WRITTEN INSTRUCTION
Identify the lines that include the word "groupe", then copy all of them.

DATASET RECORDS
• • • •

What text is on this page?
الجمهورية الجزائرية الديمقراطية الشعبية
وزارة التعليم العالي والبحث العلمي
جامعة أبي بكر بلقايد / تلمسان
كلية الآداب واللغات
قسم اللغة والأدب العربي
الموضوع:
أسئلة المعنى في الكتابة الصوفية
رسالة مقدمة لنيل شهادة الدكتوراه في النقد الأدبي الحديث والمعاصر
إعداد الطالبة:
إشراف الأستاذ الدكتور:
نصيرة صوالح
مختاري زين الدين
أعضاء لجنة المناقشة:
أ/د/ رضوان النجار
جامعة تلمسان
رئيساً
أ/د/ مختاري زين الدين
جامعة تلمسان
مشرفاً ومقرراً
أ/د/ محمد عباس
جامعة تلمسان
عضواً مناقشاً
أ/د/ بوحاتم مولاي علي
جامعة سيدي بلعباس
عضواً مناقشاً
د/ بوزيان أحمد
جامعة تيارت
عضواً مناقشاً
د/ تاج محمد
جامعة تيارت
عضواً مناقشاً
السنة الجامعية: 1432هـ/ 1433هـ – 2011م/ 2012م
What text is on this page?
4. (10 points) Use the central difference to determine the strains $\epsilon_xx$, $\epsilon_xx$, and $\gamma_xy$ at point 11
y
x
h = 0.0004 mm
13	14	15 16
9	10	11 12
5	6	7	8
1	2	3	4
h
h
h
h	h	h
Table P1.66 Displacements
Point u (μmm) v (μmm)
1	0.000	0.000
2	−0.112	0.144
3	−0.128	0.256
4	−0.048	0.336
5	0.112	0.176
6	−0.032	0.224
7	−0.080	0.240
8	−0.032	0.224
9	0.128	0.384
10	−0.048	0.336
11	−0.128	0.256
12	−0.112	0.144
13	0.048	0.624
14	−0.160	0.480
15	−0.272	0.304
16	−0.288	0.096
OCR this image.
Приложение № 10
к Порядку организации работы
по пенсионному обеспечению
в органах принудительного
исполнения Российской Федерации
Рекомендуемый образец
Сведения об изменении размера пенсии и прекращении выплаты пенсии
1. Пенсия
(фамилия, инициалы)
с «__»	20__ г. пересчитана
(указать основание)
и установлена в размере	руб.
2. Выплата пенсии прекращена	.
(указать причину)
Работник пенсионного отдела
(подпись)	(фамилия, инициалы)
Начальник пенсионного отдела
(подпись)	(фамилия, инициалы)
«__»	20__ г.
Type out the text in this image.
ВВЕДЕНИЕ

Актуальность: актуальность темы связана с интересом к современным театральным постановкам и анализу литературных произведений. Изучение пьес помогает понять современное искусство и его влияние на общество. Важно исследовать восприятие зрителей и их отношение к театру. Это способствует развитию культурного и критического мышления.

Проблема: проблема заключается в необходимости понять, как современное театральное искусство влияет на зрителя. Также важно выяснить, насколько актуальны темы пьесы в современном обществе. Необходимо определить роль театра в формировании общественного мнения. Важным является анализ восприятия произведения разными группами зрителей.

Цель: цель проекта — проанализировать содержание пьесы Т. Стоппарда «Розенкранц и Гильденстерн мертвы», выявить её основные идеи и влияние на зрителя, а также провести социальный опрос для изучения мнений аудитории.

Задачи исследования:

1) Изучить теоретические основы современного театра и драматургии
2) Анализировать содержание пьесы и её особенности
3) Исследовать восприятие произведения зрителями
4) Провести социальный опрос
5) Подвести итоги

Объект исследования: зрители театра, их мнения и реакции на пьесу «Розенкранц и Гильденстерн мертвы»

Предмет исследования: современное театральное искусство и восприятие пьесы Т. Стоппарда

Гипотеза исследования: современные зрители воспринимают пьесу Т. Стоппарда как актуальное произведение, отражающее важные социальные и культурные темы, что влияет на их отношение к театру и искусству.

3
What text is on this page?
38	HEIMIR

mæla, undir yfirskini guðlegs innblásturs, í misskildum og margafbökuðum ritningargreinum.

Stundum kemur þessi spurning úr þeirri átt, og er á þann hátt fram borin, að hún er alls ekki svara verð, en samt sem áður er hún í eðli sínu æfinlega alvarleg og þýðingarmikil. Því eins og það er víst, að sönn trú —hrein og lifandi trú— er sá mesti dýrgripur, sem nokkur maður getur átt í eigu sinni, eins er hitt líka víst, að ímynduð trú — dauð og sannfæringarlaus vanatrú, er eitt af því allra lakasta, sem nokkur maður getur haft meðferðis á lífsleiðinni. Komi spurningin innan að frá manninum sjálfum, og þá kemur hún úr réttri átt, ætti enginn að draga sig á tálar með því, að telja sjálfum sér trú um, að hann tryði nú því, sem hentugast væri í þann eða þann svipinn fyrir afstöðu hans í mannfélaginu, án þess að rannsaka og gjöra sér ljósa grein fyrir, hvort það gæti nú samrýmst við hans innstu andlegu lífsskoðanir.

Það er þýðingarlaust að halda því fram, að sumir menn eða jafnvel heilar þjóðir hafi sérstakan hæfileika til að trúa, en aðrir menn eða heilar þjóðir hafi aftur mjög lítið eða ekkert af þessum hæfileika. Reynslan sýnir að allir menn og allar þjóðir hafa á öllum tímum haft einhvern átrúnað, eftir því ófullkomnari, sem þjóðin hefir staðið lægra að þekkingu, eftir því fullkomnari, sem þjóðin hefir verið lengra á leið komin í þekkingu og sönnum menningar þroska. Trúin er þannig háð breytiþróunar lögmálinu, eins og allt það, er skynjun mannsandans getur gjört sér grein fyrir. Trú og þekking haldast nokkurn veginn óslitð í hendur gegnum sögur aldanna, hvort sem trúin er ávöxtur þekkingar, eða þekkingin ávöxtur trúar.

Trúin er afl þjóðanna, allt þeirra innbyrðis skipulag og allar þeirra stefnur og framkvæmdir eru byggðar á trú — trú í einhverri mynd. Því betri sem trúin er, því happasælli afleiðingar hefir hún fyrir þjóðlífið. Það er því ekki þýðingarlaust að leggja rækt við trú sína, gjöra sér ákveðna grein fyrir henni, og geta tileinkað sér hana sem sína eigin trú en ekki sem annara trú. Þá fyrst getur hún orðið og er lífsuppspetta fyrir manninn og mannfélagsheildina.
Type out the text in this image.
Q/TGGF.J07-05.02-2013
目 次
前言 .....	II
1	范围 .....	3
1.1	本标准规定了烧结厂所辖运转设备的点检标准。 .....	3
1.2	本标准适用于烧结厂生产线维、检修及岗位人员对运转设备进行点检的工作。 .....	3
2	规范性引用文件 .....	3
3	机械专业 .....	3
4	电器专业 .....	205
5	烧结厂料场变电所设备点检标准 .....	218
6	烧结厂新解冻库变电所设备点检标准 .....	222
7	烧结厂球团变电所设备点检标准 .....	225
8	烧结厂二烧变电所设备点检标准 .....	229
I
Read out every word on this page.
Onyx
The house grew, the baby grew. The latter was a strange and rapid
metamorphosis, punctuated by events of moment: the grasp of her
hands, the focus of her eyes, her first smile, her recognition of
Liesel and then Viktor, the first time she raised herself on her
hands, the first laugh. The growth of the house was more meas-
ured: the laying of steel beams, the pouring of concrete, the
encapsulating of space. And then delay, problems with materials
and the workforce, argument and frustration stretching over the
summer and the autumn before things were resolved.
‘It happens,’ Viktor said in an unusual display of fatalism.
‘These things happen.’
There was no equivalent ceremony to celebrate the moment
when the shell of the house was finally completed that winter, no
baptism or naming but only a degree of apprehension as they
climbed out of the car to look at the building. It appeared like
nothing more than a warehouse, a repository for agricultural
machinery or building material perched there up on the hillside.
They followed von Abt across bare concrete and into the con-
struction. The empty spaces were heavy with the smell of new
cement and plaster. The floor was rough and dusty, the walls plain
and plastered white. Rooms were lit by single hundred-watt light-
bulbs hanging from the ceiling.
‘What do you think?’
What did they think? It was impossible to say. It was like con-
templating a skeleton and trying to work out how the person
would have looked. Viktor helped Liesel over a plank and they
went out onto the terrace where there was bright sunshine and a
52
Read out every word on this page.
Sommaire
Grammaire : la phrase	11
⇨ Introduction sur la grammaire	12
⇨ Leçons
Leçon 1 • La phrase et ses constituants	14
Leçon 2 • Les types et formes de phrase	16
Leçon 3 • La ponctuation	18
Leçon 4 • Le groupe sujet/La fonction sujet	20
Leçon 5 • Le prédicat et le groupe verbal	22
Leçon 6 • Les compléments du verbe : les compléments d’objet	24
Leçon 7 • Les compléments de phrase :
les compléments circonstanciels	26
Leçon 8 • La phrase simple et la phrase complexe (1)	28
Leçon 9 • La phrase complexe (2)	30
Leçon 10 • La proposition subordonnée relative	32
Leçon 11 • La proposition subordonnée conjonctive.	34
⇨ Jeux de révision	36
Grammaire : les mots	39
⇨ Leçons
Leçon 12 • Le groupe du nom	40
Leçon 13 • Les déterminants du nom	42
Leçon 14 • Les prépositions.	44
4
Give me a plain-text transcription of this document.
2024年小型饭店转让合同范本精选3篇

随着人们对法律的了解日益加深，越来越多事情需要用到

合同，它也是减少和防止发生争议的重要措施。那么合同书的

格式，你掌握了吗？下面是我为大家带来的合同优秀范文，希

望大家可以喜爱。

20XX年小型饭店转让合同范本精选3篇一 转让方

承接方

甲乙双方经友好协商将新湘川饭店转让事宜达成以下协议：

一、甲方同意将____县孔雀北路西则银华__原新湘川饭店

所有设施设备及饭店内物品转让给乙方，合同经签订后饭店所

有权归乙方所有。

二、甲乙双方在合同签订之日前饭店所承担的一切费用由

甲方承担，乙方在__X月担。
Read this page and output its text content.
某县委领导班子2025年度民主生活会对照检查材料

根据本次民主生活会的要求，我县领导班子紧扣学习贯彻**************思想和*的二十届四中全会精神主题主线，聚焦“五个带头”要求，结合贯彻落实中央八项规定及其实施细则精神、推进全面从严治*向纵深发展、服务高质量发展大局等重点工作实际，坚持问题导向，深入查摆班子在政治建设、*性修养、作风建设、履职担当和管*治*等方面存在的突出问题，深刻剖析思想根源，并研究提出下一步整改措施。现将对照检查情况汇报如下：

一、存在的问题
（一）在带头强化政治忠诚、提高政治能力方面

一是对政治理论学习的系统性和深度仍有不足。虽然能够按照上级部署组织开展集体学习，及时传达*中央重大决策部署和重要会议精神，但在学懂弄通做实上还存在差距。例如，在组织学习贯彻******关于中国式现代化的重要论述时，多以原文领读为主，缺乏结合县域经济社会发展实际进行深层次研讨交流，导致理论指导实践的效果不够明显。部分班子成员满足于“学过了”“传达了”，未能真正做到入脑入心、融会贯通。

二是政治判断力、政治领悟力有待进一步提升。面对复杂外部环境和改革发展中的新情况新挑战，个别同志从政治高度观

• • • •

SOLUTION TO THE PROBLEM
Leçon 4 • Le groupe sujet/La fonction sujet	20
Leçon 5 • Le prédicat et le groupe verbal	22
Leçon 12 • Le groupe du nom	40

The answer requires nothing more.